"""

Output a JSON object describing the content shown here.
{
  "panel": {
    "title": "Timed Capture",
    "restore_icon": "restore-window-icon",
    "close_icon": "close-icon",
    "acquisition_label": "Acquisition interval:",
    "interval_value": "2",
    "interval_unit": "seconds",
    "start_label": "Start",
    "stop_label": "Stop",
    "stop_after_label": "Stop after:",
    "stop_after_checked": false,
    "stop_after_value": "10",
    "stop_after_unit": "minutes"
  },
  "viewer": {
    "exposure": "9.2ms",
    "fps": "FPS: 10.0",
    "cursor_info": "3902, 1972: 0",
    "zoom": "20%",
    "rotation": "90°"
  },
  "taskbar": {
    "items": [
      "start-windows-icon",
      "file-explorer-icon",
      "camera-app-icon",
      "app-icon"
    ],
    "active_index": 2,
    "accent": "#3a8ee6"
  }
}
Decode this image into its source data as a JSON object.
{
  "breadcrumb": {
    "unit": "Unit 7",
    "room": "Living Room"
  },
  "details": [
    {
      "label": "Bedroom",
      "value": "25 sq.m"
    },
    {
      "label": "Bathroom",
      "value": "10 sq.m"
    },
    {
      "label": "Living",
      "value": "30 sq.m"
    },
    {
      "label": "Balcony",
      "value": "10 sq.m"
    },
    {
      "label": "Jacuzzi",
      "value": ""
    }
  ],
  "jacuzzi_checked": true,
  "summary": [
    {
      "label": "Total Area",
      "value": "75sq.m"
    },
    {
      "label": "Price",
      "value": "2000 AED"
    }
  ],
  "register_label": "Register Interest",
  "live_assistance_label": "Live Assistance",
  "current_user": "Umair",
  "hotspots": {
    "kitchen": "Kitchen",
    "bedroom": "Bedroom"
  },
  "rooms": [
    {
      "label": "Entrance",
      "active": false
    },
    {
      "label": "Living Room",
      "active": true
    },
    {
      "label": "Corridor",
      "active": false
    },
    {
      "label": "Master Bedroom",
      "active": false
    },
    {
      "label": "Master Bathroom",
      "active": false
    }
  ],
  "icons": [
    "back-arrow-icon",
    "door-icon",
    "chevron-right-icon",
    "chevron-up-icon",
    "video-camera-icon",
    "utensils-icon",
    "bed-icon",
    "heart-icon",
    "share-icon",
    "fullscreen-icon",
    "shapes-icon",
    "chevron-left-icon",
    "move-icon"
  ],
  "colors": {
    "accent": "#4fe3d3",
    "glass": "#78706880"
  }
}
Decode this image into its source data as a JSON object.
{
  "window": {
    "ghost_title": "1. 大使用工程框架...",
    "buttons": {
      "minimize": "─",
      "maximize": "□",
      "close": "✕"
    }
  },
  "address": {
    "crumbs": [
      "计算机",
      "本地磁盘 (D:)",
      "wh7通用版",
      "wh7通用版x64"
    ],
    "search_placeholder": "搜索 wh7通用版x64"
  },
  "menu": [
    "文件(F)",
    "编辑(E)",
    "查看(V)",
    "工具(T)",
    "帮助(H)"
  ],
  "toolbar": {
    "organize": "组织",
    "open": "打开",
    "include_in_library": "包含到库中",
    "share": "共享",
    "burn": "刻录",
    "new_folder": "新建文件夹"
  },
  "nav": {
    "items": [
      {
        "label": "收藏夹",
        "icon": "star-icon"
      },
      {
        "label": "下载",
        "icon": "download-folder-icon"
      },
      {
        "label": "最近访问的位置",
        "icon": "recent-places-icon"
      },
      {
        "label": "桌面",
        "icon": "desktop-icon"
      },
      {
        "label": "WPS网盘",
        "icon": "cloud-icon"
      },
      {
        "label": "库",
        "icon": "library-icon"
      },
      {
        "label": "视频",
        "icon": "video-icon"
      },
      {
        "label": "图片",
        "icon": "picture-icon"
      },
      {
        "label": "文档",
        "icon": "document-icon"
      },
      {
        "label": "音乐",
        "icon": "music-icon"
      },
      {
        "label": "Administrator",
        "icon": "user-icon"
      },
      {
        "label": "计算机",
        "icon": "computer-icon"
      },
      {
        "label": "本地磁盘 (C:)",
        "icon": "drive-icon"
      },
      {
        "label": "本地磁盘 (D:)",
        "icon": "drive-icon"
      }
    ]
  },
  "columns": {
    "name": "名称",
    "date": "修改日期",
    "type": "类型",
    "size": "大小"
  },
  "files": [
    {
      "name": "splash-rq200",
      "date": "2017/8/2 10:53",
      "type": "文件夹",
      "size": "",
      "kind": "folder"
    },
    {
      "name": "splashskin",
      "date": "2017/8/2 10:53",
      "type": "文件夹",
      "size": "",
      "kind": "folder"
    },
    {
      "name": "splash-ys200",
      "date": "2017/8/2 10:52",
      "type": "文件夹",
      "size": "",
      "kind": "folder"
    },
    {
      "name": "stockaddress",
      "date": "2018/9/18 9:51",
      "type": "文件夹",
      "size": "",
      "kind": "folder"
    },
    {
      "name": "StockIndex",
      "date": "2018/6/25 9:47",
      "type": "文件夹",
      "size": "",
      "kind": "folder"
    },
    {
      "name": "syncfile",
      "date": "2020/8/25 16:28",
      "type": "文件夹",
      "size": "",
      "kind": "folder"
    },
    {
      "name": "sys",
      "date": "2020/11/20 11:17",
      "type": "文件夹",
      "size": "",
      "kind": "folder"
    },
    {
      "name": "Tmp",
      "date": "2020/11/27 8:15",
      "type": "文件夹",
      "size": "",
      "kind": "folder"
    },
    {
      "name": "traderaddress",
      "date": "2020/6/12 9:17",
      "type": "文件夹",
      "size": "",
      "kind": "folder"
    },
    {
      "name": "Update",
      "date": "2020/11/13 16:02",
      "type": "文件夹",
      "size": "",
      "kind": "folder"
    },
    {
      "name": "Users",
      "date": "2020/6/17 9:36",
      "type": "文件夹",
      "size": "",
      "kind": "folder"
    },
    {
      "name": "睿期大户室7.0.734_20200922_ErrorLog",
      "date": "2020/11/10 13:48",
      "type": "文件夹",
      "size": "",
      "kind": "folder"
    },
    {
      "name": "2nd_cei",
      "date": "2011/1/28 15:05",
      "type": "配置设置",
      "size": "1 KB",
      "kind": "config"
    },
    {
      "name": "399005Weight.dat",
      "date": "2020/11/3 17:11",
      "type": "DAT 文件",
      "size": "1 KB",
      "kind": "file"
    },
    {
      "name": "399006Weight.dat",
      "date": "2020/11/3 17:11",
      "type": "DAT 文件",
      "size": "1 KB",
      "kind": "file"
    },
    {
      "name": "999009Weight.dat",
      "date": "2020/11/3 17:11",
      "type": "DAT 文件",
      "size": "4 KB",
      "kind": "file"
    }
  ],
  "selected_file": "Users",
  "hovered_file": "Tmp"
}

"""

INSTRUCTION
Print the whole listing exactly as it is.

RESULT OF THIS EXERCISE
Output a JSON object describing the content shown here.
{
  "panel": {
    "title": "Timed Capture",
    "restore_icon": "restore-window-icon",
    "close_icon": "close-icon",
    "acquisition_label": "Acquisition interval:",
    "interval_value": "2",
    "interval_unit": "seconds",
    "start_label": "Start",
    "stop_label": "Stop",
    "stop_after_label": "Stop after:",
    "stop_after_checked": false,
    "stop_after_value": "10",
    "stop_after_unit": "minutes"
  },
  "viewer": {
    "exposure": "9.2ms",
    "fps": "FPS: 10.0",
    "cursor_info": "3902, 1972: 0",
    "zoom": "20%",
    "rotation": "90°"
  },
  "taskbar": {
    "items": [
      "start-windows-icon",
      "file-explorer-icon",
      "camera-app-icon",
      "app-icon"
    ],
    "active_index": 2,
    "accent": "#3a8ee6"
  }
}
Decode this image into its source data as a JSON object.
{
  "breadcrumb": {
    "unit": "Unit 7",
    "room": "Living Room"
  },
  "details": [
    {
      "label": "Bedroom",
      "value": "25 sq.m"
    },
    {
      "label": "Bathroom",
      "value": "10 sq.m"
    },
    {
      "label": "Living",
      "value": "30 sq.m"
    },
    {
      "label": "Balcony",
      "value": "10 sq.m"
    },
    {
      "label": "Jacuzzi",
      "value": ""
    }
  ],
  "jacuzzi_checked": true,
  "summary": [
    {
      "label": "Total Area",
      "value": "75sq.m"
    },
    {
      "label": "Price",
      "value": "2000 AED"
    }
  ],
  "register_label": "Register Interest",
  "live_assistance_label": "Live Assistance",
  "current_user": "Umair",
  "hotspots": {
    "kitchen": "Kitchen",
    "bedroom": "Bedroom"
  },
  "rooms": [
    {
      "label": "Entrance",
      "active": false
    },
    {
      "label": "Living Room",
      "active": true
    },
    {
      "label": "Corridor",
      "active": false
    },
    {
      "label": "Master Bedroom",
      "active": false
    },
    {
      "label": "Master Bathroom",
      "active": false
    }
  ],
  "icons": [
    "back-arrow-icon",
    "door-icon",
    "chevron-right-icon",
    "chevron-up-icon",
    "video-camera-icon",
    "utensils-icon",
    "bed-icon",
    "heart-icon",
    "share-icon",
    "fullscreen-icon",
    "shapes-icon",
    "chevron-left-icon",
    "move-icon"
  ],
  "colors": {
    "accent": "#4fe3d3",
    "glass": "#78706880"
  }
}
Decode this image into its source data as a JSON object.
{
  "window": {
    "ghost_title": "1. 大使用工程框架...",
    "buttons": {
      "minimize": "─",
      "maximize": "□",
      "close": "✕"
    }
  },
  "address": {
    "crumbs": [
      "计算机",
      "本地磁盘 (D:)",
      "wh7通用版",
      "wh7通用版x64"
    ],
    "search_placeholder": "搜索 wh7通用版x64"
  },
  "menu": [
    "文件(F)",
    "编辑(E)",
    "查看(V)",
    "工具(T)",
    "帮助(H)"
  ],
  "toolbar": {
    "organize": "组织",
    "open": "打开",
    "include_in_library": "包含到库中",
    "share": "共享",
    "burn": "刻录",
    "new_folder": "新建文件夹"
  },
  "nav": {
    "items": [
      {
        "label": "收藏夹",
        "icon": "star-icon"
      },
      {
        "label": "下载",
        "icon": "download-folder-icon"
      },
      {
        "label": "最近访问的位置",
        "icon": "recent-places-icon"
      },
      {
        "label": "桌面",
        "icon": "desktop-icon"
      },
      {
        "label": "WPS网盘",
        "icon": "cloud-icon"
      },
      {
        "label": "库",
        "icon": "library-icon"
      },
      {
        "label": "视频",
        "icon": "video-icon"
      },
      {
        "label": "图片",
        "icon": "picture-icon"
      },
      {
        "label": "文档",
        "icon": "document-icon"
      },
      {
        "label": "音乐",
        "icon": "music-icon"
      },
      {
        "label": "Administrator",
        "icon": "user-icon"
      },
      {
        "label": "计算机",
        "icon": "computer-icon"
      },
      {
        "label": "本地磁盘 (C:)",
        "icon": "drive-icon"
      },
      {
        "label": "本地磁盘 (D:)",
        "icon": "drive-icon"
      }
    ]
  },
  "columns": {
    "name": "名称",
    "date": "修改日期",
    "type": "类型",
    "size": "大小"
  },
  "files": [
    {
      "name": "splash-rq200",
      "date": "2017/8/2 10:53",
      "type": "文件夹",
      "size": "",
      "kind": "folder"
    },
    {
      "name": "splashskin",
      "date": "2017/8/2 10:53",
      "type": "文件夹",
      "size": "",
      "kind": "folder"
    },
    {
      "name": "splash-ys200",
      "date": "2017/8/2 10:52",
      "type": "文件夹",
      "size": "",
      "kind": "folder"
    },
    {
      "name": "stockaddress",
      "date": "2018/9/18 9:51",
      "type": "文件夹",
      "size": "",
      "kind": "folder"
    },
    {
      "name": "StockIndex",
      "date": "2018/6/25 9:47",
      "type": "文件夹",
      "size": "",
      "kind": "folder"
    },
    {
      "name": "syncfile",
      "date": "2020/8/25 16:28",
      "type": "文件夹",
      "size": "",
      "kind": "folder"
    },
    {
      "name": "sys",
      "date": "2020/11/20 11:17",
      "type": "文件夹",
      "size": "",
      "kind": "folder"
    },
    {
      "name": "Tmp",
      "date": "2020/11/27 8:15",
      "type": "文件夹",
      "size": "",
      "kind": "folder"
    },
    {
      "name": "traderaddress",
      "date": "2020/6/12 9:17",
      "type": "文件夹",
      "size": "",
      "kind": "folder"
    },
    {
      "name": "Update",
      "date": "2020/11/13 16:02",
      "type": "文件夹",
      "size": "",
      "kind": "folder"
    },
    {
      "name": "Users",
      "date": "2020/6/17 9:36",
      "type": "文件夹",
      "size": "",
      "kind": "folder"
    },
    {
      "name": "睿期大户室7.0.734_20200922_ErrorLog",
      "date": "2020/11/10 13:48",
      "type": "文件夹",
      "size": "",
      "kind": "folder"
    },
    {
      "name": "2nd_cei",
      "date": "2011/1/28 15:05",
      "type": "配置设置",
      "size": "1 KB",
      "kind": "config"
    },
    {
      "name": "399005Weight.dat",
      "date": "2020/11/3 17:11",
      "type": "DAT 文件",
      "size": "1 KB",
      "kind": "file"
    },
    {
      "name": "399006Weight.dat",
      "date": "2020/11/3 17:11",
      "type": "DAT 文件",
      "size": "1 KB",
      "kind": "file"
    },
    {
      "name": "999009Weight.dat",
      "date": "2020/11/3 17:11",
      "type": "DAT 文件",
      "size": "4 KB",
      "kind": "file"
    }
  ],
  "selected_file": "Users",
  "hovered_file": "Tmp"
}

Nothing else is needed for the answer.